EXERCISE MATERIALS:
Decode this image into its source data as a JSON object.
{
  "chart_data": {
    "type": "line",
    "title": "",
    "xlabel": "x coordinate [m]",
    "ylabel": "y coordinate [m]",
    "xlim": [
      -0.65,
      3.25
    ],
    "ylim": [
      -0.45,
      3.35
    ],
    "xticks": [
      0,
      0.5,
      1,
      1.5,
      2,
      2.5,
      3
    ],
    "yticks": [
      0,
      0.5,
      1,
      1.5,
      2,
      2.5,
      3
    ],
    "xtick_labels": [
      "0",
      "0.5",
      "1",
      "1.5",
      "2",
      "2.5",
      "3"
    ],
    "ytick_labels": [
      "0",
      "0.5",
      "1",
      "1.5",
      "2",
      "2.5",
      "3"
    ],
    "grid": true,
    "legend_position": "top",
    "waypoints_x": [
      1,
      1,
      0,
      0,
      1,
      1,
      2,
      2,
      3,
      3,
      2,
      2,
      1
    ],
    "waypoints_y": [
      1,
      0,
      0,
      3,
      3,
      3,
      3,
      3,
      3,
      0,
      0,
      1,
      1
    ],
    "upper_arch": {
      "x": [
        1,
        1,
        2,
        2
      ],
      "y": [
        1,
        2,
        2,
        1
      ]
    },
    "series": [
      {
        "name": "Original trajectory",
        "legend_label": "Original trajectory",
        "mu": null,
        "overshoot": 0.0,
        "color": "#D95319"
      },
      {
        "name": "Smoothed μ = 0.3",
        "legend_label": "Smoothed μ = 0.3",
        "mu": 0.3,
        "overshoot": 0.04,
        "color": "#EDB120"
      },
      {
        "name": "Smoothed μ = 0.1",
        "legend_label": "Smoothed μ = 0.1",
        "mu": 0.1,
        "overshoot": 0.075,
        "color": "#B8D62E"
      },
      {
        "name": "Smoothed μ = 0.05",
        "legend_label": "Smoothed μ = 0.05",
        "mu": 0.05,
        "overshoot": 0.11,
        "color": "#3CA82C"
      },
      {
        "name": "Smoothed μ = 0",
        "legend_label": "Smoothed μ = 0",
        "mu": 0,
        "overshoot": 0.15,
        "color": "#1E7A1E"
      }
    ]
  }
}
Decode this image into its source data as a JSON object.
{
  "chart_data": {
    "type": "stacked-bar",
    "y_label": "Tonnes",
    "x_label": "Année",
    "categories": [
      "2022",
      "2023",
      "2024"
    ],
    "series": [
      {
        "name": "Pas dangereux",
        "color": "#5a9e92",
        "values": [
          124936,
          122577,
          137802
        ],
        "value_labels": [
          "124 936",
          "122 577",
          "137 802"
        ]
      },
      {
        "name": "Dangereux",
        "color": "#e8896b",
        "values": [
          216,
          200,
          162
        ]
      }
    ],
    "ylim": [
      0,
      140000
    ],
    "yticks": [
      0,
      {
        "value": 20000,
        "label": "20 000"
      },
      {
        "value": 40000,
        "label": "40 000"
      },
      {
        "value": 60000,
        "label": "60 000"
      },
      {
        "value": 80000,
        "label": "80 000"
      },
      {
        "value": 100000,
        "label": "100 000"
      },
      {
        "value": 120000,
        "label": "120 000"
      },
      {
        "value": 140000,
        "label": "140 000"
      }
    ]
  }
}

PROBLEM TO WORK ON: Transcribe every entry word for word.

REPLY:
Decode this image into its source data as a JSON object.
{
  "chart_data": {
    "type": "line",
    "title": "",
    "xlabel": "x coordinate [m]",
    "ylabel": "y coordinate [m]",
    "xlim": [
      -0.65,
      3.25
    ],
    "ylim": [
      -0.45,
      3.35
    ],
    "xticks": [
      0,
      0.5,
      1,
      1.5,
      2,
      2.5,
      3
    ],
    "yticks": [
      0,
      0.5,
      1,
      1.5,
      2,
      2.5,
      3
    ],
    "xtick_labels": [
      "0",
      "0.5",
      "1",
      "1.5",
      "2",
      "2.5",
      "3"
    ],
    "ytick_labels": [
      "0",
      "0.5",
      "1",
      "1.5",
      "2",
      "2.5",
      "3"
    ],
    "grid": true,
    "legend_position": "top",
    "waypoints_x": [
      1,
      1,
      0,
      0,
      1,
      1,
      2,
      2,
      3,
      3,
      2,
      2,
      1
    ],
    "waypoints_y": [
      1,
      0,
      0,
      3,
      3,
      3,
      3,
      3,
      3,
      0,
      0,
      1,
      1
    ],
    "upper_arch": {
      "x": [
        1,
        1,
        2,
        2
      ],
      "y": [
        1,
        2,
        2,
        1
      ]
    },
    "series": [
      {
        "name": "Original trajectory",
        "legend_label": "Original trajectory",
        "mu": null,
        "overshoot": 0.0,
        "color": "#D95319"
      },
      {
        "name": "Smoothed μ = 0.3",
        "legend_label": "Smoothed μ = 0.3",
        "mu": 0.3,
        "overshoot": 0.04,
        "color": "#EDB120"
      },
      {
        "name": "Smoothed μ = 0.1",
        "legend_label": "Smoothed μ = 0.1",
        "mu": 0.1,
        "overshoot": 0.075,
        "color": "#B8D62E"
      },
      {
        "name": "Smoothed μ = 0.05",
        "legend_label": "Smoothed μ = 0.05",
        "mu": 0.05,
        "overshoot": 0.11,
        "color": "#3CA82C"
      },
      {
        "name": "Smoothed μ = 0",
        "legend_label": "Smoothed μ = 0",
        "mu": 0,
        "overshoot": 0.15,
        "color": "#1E7A1E"
      }
    ]
  }
}
Decode this image into its source data as a JSON object.
{
  "chart_data": {
    "type": "stacked-bar",
    "y_label": "Tonnes",
    "x_label": "Année",
    "categories": [
      "2022",
      "2023",
      "2024"
    ],
    "series": [
      {
        "name": "Pas dangereux",
        "color": "#5a9e92",
        "values": [
          124936,
          122577,
          137802
        ],
        "value_labels": [
          "124 936",
          "122 577",
          "137 802"
        ]
      },
      {
        "name": "Dangereux",
        "color": "#e8896b",
        "values": [
          216,
          200,
          162
        ]
      }
    ],
    "ylim": [
      0,
      140000
    ],
    "yticks": [
      0,
      {
        "value": 20000,
        "label": "20 000"
      },
      {
        "value": 40000,
        "label": "40 000"
      },
      {
        "value": 60000,
        "label": "60 000"
      },
      {
        "value": 80000,
        "label": "80 000"
      },
      {
        "value": 100000,
        "label": "100 000"
      },
      {
        "value": 120000,
        "label": "120 000"
      },
      {
        "value": 140000,
        "label": "140 000"
      }
    ]
  }
}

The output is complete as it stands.